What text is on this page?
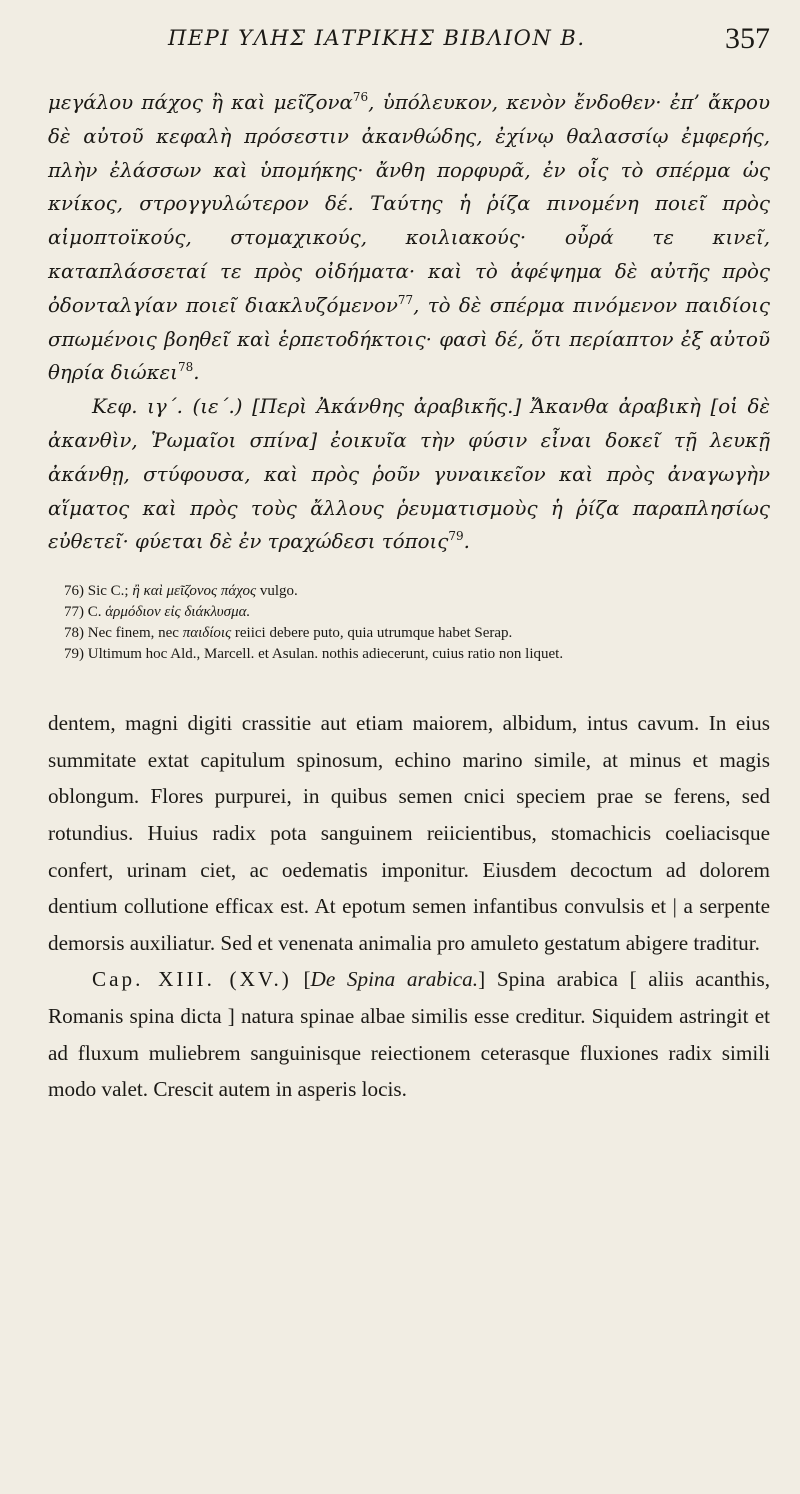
ΠΕΡΙ ΥΛΗΣ ΙΑΤΡΙΚΗΣ ΒΙΒΛΙΟΝ Β.	357

μεγάλου πάχος ἢ καὶ μεῖζονα$^{76}$, ὑπόλευκον, κενὸν ἔνδοθεν· ἐπ’ ἄκρου δὲ αὐτοῦ κεφαλὴ πρόσεστιν ἀκανθώδης, ἐχίνῳ θαλασσίῳ ἐμφερής, πλὴν ἐλάσσων καὶ ὑπομήκης· ἄνθη πορφυρᾶ, ἐν οἷς τὸ σπέρμα ὡς κνίκος, στρογγυλώτερον δέ. Ταύτης ἡ ῥίζα πινομένη ποιεῖ πρὸς αἱμοπτοϊκούς, στομαχικούς, κοιλιακούς· οὖρά τε κινεῖ, καταπλάσσεταί τε πρὸς οἰδήματα· καὶ τὸ ἀφέψημα δὲ αὐτῆς πρὸς ὀδονταλγίαν ποιεῖ διακλυζόμενον$^{77}$, τὸ δὲ σπέρμα πινόμενον παιδίοις σπωμένοις βοηθεῖ καὶ ἑρπετοδήκτοις· φασὶ δέ, ὅτι περίαπτον ἐξ αὐτοῦ θηρία διώκει$^{78}$.

Κεφ. ιγ΄. (ιε΄.) [Περὶ Ἀκάνθης ἀραβικῆς.] Ἄκανθα ἀραβικὴ [οἱ δὲ ἀκανθὶν, Ῥωμαῖοι σπίνα] ἐοικυῖα τὴν φύσιν εἶναι δοκεῖ τῇ λευκῇ ἀκάνθῃ, στύφουσα, καὶ πρὸς ῥοῦν γυναικεῖον καὶ πρὸς ἀναγωγὴν αἵματος καὶ πρὸς τοὺς ἄλλους ῥευματισμοὺς ἡ ῥίζα παραπλησίως εὐθετεῖ· φύεται δὲ ἐν τραχώδεσι τόποις$^{79}$.

76) Sic C.; ἢ καὶ μεῖζονος πάχος vulgo.

77) C. ἁρμόδιον εἰς διάκλυσμα.

78) Nec finem, nec παιδίοις reiici debere puto, quia utrumque habet Serap.

79) Ultimum hoc Ald., Marcell. et Asulan. nothis adiecerunt, cuius ratio non liquet.

dentem, magni digiti crassitie aut etiam maiorem, albidum, intus cavum. In eius summitate extat capitulum spinosum, echino marino simile, at minus et magis oblongum. Flores purpurei, in quibus semen cnici speciem prae se ferens, sed rotundius. Huius radix pota sanguinem reiicientibus, stomachicis coeliacisque confert, urinam ciet, ac oedematis imponitur. Eiusdem decoctum ad dolorem dentium collutione efficax est. At epotum semen infantibus convulsis et | a serpente demorsis auxiliatur. Sed et venenata animalia pro amuleto gestatum abigere traditur.

Cap. XIII. (XV.) [De Spina arabica.] Spina arabica [ aliis acanthis, Romanis spina dicta ] natura spinae albae similis esse creditur. Siquidem astringit et ad fluxum muliebrem sanguinisque reiectionem ceterasque fluxiones radix simili modo valet. Crescit autem in asperis locis.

□ □ □ □

### WRITTEN EXERCISE
Restate every record exactly, please; do not copy the pictures.

### RESULT
What text is on this page?
ΠΕΡΙ ΥΛΗΣ ΙΑΤΡΙΚΗΣ ΒΙΒΛΙΟΝ Β.	357

μεγάλου πάχος ἢ καὶ μεῖζονα$^{76}$, ὑπόλευκον, κενὸν ἔνδοθεν· ἐπ’ ἄκρου δὲ αὐτοῦ κεφαλὴ πρόσεστιν ἀκανθώδης, ἐχίνῳ θαλασσίῳ ἐμφερής, πλὴν ἐλάσσων καὶ ὑπομήκης· ἄνθη πορφυρᾶ, ἐν οἷς τὸ σπέρμα ὡς κνίκος, στρογγυλώτερον δέ. Ταύτης ἡ ῥίζα πινομένη ποιεῖ πρὸς αἱμοπτοϊκούς, στομαχικούς, κοιλιακούς· οὖρά τε κινεῖ, καταπλάσσεταί τε πρὸς οἰδήματα· καὶ τὸ ἀφέψημα δὲ αὐτῆς πρὸς ὀδονταλγίαν ποιεῖ διακλυζόμενον$^{77}$, τὸ δὲ σπέρμα πινόμενον παιδίοις σπωμένοις βοηθεῖ καὶ ἑρπετοδήκτοις· φασὶ δέ, ὅτι περίαπτον ἐξ αὐτοῦ θηρία διώκει$^{78}$.

Κεφ. ιγ΄. (ιε΄.) [Περὶ Ἀκάνθης ἀραβικῆς.] Ἄκανθα ἀραβικὴ [οἱ δὲ ἀκανθὶν, Ῥωμαῖοι σπίνα] ἐοικυῖα τὴν φύσιν εἶναι δοκεῖ τῇ λευκῇ ἀκάνθῃ, στύφουσα, καὶ πρὸς ῥοῦν γυναικεῖον καὶ πρὸς ἀναγωγὴν αἵματος καὶ πρὸς τοὺς ἄλλους ῥευματισμοὺς ἡ ῥίζα παραπλησίως εὐθετεῖ· φύεται δὲ ἐν τραχώδεσι τόποις$^{79}$.

76) Sic C.; ἢ καὶ μεῖζονος πάχος vulgo.

77) C. ἁρμόδιον εἰς διάκλυσμα.

78) Nec finem, nec παιδίοις reiici debere puto, quia utrumque habet Serap.

79) Ultimum hoc Ald., Marcell. et Asulan. nothis adiecerunt, cuius ratio non liquet.

dentem, magni digiti crassitie aut etiam maiorem, albidum, intus cavum. In eius summitate extat capitulum spinosum, echino marino simile, at minus et magis oblongum. Flores purpurei, in quibus semen cnici speciem prae se ferens, sed rotundius. Huius radix pota sanguinem reiicientibus, stomachicis coeliacisque confert, urinam ciet, ac oedematis imponitur. Eiusdem decoctum ad dolorem dentium collutione efficax est. At epotum semen infantibus convulsis et | a serpente demorsis auxiliatur. Sed et venenata animalia pro amuleto gestatum abigere traditur.

Cap. XIII. (XV.) [De Spina arabica.] Spina arabica [ aliis acanthis, Romanis spina dicta ] natura spinae albae similis esse creditur. Siquidem astringit et ad fluxum muliebrem sanguinisque reiectionem ceterasque fluxiones radix simili modo valet. Crescit autem in asperis locis.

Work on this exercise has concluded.